──────── Dati mostrati ────────

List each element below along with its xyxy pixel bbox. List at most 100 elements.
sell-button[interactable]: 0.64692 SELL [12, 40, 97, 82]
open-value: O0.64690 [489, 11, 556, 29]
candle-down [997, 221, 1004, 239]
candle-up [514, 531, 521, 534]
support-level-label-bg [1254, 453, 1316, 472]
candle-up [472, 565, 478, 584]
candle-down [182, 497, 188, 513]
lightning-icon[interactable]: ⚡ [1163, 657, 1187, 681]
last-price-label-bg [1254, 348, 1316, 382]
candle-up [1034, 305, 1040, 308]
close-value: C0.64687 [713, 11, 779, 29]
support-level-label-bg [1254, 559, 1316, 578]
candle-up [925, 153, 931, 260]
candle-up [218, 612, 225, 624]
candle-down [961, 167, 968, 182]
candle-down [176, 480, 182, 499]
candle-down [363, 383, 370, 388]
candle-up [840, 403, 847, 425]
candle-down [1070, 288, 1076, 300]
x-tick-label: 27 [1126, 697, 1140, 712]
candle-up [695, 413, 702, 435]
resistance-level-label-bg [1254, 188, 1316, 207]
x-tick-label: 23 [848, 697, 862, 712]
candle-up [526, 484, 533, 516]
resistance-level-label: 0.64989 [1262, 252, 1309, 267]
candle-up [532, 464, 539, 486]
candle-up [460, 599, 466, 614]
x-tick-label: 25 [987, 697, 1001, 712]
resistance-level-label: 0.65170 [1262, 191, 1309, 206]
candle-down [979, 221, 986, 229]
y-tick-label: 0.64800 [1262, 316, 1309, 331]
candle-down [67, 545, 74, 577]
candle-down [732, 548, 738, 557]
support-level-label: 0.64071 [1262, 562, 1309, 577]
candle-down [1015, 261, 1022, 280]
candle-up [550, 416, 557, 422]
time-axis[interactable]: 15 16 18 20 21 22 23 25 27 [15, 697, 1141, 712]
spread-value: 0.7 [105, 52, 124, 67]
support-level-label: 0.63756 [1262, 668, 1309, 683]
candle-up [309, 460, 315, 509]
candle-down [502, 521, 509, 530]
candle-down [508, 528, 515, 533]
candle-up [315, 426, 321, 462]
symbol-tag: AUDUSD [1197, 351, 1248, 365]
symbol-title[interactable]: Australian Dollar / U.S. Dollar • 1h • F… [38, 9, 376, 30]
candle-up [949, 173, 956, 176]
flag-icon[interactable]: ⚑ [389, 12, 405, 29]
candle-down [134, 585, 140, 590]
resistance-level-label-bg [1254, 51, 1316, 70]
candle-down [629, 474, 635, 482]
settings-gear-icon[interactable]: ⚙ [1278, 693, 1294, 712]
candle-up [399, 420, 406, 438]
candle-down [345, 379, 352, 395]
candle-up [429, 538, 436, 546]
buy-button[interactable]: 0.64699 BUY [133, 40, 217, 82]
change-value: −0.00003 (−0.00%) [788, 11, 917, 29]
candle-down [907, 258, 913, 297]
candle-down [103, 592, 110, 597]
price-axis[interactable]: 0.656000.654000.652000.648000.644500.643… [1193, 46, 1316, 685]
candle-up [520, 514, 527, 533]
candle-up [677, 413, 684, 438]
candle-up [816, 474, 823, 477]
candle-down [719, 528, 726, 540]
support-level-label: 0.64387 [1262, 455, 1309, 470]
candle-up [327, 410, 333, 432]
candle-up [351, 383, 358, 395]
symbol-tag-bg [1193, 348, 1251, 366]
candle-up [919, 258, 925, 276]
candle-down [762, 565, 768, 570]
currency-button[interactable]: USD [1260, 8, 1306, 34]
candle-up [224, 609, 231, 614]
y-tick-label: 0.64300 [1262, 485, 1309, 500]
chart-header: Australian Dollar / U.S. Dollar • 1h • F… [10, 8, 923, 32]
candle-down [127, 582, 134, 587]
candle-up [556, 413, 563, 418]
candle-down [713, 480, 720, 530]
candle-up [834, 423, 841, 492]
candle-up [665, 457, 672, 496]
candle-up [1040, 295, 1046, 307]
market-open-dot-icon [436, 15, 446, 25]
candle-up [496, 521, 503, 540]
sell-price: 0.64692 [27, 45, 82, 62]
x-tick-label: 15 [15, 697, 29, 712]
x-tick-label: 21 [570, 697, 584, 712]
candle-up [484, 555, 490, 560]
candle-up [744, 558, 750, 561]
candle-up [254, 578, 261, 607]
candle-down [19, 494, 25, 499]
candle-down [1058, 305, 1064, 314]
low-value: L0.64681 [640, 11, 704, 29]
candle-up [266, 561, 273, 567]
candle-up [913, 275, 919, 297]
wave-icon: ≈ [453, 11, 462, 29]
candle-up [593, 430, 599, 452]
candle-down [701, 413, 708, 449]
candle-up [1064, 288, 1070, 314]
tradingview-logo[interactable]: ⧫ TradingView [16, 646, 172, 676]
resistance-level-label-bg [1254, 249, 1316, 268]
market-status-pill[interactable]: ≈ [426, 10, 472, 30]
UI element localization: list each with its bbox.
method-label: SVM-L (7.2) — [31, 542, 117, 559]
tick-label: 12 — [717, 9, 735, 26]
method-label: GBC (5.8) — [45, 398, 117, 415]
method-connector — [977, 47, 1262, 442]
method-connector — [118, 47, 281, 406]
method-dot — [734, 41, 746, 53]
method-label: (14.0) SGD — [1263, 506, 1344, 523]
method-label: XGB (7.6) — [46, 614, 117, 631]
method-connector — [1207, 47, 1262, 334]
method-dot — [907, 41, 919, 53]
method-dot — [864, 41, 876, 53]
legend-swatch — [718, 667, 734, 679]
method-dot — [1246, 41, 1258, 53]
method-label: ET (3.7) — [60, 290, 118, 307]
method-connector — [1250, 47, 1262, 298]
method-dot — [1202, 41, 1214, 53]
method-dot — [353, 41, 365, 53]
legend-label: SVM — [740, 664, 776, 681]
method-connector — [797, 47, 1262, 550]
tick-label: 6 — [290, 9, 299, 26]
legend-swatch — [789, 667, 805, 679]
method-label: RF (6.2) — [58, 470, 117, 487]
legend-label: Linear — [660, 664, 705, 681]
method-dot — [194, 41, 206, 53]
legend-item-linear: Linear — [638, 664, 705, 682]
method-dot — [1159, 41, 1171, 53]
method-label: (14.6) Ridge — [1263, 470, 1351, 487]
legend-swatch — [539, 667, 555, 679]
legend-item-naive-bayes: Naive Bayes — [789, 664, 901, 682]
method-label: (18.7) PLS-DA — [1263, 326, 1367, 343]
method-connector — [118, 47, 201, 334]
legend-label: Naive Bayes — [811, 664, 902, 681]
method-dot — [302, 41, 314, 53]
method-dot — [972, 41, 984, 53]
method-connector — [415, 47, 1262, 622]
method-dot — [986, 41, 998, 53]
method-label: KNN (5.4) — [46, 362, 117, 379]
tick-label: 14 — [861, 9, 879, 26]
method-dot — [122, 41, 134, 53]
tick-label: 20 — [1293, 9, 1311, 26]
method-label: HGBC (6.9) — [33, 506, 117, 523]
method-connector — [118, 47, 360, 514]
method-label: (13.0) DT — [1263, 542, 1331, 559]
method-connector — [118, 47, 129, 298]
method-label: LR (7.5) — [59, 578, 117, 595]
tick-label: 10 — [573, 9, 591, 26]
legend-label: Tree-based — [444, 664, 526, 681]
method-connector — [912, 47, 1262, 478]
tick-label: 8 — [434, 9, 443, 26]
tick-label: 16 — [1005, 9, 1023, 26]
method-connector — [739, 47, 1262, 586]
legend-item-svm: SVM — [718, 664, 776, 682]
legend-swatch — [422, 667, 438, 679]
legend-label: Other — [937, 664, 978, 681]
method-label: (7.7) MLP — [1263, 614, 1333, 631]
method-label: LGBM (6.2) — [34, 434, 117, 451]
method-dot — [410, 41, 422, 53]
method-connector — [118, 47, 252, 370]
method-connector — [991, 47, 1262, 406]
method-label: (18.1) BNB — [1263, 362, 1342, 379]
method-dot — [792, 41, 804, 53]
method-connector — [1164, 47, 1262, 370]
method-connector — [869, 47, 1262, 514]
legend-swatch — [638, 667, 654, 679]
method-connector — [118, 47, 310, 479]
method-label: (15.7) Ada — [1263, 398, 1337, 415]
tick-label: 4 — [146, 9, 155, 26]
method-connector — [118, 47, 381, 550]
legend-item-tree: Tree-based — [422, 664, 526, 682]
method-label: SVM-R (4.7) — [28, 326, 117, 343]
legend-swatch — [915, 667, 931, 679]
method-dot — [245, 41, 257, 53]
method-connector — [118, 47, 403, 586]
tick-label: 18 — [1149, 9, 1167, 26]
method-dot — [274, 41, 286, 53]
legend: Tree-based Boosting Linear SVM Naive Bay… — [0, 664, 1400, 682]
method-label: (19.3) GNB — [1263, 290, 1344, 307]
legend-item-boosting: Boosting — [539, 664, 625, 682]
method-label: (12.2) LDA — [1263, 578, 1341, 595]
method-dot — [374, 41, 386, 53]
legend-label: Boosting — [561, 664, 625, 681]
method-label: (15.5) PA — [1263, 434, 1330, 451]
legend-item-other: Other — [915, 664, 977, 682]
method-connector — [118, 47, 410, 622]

────────

• Richiesta
Ricopia tali e quali le righe che vanno dalla prima fino alla riga con "candle-down [1070, 288, 1076, 300]", compresa quest'ultima.

• Risultato completo
List each element below along with its xyxy pixel bbox. List at most 100 elements.
sell-button[interactable]: 0.64692 SELL [12, 40, 97, 82]
open-value: O0.64690 [489, 11, 556, 29]
candle-down [997, 221, 1004, 239]
candle-up [514, 531, 521, 534]
support-level-label-bg [1254, 453, 1316, 472]
candle-up [472, 565, 478, 584]
candle-down [182, 497, 188, 513]
lightning-icon[interactable]: ⚡ [1163, 657, 1187, 681]
last-price-label-bg [1254, 348, 1316, 382]
candle-up [1034, 305, 1040, 308]
close-value: C0.64687 [713, 11, 779, 29]
support-level-label-bg [1254, 559, 1316, 578]
candle-up [925, 153, 931, 260]
candle-up [218, 612, 225, 624]
candle-down [961, 167, 968, 182]
candle-down [176, 480, 182, 499]
candle-down [363, 383, 370, 388]
candle-up [840, 403, 847, 425]
candle-down [1070, 288, 1076, 300]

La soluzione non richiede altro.